• _GOAL_
Show all lines from the listing below that contain "arcmin".
━━━━━━
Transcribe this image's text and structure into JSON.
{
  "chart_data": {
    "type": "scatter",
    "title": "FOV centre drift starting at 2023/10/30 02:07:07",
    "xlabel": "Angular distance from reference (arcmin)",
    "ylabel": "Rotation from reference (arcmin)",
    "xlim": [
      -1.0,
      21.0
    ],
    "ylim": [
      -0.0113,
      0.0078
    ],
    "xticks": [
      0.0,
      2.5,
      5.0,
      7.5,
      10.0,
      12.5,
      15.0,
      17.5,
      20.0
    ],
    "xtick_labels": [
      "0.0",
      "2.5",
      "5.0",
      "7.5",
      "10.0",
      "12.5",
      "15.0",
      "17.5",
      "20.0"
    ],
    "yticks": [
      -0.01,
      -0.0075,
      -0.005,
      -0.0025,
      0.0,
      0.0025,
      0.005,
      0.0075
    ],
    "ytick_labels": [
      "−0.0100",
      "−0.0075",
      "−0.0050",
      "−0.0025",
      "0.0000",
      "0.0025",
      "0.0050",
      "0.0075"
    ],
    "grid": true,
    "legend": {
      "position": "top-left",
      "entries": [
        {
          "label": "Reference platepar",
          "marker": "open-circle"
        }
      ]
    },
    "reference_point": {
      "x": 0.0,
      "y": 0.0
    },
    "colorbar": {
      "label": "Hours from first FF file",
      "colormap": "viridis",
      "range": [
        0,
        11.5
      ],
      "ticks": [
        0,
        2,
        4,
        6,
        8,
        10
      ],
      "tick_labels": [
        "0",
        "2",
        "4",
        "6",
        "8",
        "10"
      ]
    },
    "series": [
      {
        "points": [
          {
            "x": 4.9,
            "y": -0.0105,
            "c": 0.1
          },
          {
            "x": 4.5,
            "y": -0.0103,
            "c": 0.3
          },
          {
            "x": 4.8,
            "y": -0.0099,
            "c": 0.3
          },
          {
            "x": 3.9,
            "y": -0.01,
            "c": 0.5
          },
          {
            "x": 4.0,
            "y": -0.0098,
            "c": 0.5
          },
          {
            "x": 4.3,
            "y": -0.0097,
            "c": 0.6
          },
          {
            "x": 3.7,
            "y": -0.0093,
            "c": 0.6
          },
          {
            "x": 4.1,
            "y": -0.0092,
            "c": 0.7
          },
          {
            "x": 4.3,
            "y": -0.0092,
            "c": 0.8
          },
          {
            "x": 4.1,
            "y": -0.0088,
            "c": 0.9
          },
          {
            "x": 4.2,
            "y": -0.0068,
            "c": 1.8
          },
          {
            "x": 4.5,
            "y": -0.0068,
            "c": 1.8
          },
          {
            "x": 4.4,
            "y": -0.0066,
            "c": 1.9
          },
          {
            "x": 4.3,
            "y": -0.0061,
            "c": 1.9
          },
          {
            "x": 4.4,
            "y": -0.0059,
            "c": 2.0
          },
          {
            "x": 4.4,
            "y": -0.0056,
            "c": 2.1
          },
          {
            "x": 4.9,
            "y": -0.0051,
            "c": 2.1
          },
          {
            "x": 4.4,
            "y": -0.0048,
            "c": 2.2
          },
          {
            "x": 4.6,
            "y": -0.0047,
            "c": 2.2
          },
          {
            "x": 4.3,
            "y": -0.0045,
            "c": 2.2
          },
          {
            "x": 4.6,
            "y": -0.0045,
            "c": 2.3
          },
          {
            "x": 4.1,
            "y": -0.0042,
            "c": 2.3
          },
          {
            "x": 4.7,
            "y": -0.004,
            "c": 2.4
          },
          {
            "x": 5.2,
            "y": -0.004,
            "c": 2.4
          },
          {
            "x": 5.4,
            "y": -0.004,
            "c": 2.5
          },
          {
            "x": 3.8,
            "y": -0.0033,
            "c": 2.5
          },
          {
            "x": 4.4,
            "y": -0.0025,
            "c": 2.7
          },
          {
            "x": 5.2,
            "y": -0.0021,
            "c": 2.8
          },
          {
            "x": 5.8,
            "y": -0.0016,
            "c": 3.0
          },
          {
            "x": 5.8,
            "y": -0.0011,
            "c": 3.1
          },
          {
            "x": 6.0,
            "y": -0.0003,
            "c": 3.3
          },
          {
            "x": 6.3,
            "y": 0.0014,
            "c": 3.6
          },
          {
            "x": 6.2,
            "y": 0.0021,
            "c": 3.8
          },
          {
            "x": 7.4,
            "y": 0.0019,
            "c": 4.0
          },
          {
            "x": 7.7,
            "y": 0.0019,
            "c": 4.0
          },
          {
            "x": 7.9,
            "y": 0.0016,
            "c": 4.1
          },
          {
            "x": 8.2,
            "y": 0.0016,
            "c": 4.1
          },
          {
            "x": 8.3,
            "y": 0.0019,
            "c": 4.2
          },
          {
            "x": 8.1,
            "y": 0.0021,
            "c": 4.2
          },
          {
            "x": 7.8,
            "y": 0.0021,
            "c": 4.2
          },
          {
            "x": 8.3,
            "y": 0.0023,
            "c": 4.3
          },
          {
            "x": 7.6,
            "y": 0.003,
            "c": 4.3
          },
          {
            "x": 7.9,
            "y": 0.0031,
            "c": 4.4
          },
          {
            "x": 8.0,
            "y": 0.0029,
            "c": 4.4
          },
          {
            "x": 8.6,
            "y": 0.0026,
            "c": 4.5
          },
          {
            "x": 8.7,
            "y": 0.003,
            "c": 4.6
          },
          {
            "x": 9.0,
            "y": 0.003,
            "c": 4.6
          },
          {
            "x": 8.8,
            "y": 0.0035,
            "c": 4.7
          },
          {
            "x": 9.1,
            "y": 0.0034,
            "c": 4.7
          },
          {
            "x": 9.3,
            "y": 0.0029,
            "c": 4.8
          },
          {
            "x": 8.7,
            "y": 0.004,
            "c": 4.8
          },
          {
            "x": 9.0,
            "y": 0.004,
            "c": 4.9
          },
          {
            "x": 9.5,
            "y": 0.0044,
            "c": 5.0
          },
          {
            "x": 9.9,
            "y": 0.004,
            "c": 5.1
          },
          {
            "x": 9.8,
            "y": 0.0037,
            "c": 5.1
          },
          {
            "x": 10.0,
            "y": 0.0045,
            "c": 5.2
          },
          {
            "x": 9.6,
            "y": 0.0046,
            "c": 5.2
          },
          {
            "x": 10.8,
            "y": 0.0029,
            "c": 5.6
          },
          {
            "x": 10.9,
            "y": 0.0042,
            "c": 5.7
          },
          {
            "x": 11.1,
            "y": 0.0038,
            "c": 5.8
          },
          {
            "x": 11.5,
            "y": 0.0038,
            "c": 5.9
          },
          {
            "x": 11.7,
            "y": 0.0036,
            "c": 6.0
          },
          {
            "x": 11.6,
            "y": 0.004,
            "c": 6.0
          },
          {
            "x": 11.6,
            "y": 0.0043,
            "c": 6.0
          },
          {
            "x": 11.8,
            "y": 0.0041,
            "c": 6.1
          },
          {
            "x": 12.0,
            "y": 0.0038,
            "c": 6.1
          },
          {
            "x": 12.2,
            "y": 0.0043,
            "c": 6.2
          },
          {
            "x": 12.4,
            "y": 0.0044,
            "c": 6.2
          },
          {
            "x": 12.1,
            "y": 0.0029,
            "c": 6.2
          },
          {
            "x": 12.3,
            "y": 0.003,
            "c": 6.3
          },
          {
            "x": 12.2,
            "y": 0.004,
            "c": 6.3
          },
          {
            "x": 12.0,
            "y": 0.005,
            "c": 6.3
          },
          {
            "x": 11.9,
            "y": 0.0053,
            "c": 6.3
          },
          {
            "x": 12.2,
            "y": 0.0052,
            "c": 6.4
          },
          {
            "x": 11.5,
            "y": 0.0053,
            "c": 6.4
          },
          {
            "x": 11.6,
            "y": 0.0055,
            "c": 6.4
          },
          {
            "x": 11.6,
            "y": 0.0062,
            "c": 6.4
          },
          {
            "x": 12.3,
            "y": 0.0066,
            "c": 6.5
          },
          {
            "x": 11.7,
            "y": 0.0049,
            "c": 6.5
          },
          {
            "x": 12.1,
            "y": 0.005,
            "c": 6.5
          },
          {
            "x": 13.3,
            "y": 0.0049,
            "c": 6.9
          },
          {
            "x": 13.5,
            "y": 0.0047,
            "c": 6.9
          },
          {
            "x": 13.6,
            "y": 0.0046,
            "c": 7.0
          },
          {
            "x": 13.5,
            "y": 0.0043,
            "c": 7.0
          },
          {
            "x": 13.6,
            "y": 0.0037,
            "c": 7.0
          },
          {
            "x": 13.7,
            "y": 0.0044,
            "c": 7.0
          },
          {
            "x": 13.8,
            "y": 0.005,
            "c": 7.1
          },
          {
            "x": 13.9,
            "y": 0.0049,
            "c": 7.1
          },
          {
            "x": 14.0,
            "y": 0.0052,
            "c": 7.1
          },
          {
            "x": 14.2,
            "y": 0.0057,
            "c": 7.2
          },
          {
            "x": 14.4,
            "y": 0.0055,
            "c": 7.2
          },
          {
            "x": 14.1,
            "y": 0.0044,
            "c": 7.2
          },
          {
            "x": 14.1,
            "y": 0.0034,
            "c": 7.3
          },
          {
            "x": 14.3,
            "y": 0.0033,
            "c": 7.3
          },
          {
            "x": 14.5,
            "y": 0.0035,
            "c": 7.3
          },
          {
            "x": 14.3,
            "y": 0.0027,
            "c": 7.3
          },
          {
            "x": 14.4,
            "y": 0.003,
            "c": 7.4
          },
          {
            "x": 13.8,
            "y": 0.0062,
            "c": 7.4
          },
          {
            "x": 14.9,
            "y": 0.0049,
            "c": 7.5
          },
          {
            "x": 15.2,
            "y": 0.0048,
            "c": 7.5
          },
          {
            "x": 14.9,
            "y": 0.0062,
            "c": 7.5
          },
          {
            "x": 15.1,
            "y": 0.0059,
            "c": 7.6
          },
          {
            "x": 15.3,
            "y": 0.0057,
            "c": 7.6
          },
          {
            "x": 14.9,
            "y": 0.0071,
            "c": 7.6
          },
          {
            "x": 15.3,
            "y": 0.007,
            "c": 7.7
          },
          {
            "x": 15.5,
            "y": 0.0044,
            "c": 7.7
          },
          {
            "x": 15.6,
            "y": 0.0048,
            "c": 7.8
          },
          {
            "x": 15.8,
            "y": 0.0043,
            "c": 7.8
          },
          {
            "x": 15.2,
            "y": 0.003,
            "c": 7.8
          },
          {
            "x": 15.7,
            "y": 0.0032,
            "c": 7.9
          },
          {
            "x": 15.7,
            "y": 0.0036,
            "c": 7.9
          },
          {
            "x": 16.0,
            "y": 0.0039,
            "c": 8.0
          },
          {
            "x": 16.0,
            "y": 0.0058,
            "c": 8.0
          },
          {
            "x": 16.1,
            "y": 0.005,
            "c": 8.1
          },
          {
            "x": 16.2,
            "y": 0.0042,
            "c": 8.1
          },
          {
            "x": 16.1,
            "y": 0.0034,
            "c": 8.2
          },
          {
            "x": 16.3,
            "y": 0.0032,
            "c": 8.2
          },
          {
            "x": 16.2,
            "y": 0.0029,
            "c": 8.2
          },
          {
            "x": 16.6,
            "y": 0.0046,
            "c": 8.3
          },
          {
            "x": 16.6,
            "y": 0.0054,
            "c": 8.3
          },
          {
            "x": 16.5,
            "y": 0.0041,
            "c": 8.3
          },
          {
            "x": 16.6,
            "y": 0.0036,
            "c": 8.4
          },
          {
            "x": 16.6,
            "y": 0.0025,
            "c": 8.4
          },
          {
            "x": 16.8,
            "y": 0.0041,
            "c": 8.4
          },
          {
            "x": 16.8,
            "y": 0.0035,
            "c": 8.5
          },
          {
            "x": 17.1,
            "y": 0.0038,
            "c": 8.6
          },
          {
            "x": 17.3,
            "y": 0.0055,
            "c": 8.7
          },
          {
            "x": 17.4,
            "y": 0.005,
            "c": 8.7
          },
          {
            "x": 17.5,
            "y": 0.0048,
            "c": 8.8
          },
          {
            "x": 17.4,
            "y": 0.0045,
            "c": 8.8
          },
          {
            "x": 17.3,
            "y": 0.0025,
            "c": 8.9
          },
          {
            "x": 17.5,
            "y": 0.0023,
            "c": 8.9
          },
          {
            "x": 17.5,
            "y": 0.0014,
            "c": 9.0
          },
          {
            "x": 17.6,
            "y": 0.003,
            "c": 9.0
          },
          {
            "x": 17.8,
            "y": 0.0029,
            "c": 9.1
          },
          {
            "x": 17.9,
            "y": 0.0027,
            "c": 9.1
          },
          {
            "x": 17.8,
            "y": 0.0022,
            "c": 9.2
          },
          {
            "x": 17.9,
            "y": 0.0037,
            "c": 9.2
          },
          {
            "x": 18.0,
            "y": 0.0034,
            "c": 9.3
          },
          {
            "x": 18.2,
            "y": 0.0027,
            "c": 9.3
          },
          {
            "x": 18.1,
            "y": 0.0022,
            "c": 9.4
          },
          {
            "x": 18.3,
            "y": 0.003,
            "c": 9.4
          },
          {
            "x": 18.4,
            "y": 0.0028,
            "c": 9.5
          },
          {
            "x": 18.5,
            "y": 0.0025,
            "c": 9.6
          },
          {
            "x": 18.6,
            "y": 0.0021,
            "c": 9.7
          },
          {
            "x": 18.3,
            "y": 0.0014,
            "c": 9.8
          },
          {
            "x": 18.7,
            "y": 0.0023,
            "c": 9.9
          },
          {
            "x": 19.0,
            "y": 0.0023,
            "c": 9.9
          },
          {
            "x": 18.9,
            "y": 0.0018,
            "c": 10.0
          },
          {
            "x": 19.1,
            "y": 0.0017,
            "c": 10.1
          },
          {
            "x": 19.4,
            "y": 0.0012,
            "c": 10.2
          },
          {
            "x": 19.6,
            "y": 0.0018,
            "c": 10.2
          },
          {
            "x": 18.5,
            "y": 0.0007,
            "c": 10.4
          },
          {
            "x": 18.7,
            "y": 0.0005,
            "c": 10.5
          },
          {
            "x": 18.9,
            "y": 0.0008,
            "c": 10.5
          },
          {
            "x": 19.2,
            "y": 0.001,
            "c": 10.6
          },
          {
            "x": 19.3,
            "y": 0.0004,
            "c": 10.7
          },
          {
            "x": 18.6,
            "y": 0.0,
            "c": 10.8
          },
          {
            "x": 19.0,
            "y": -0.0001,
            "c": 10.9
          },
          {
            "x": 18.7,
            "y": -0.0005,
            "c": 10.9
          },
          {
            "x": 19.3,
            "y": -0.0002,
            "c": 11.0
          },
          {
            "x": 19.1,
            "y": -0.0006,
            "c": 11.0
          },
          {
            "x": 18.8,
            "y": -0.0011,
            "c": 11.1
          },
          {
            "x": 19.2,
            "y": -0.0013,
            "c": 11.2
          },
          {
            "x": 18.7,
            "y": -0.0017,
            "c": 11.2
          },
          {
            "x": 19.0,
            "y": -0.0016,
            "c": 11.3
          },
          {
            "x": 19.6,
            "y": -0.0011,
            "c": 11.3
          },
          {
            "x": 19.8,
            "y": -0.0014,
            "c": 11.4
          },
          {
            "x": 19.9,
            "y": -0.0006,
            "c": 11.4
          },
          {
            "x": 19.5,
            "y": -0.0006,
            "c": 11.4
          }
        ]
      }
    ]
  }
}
━━━━━━
• _FINISHED ANSWER_
    "xlabel": "Angular distance from reference (arcmin)",
    "ylabel": "Rotation from reference (arcmin)",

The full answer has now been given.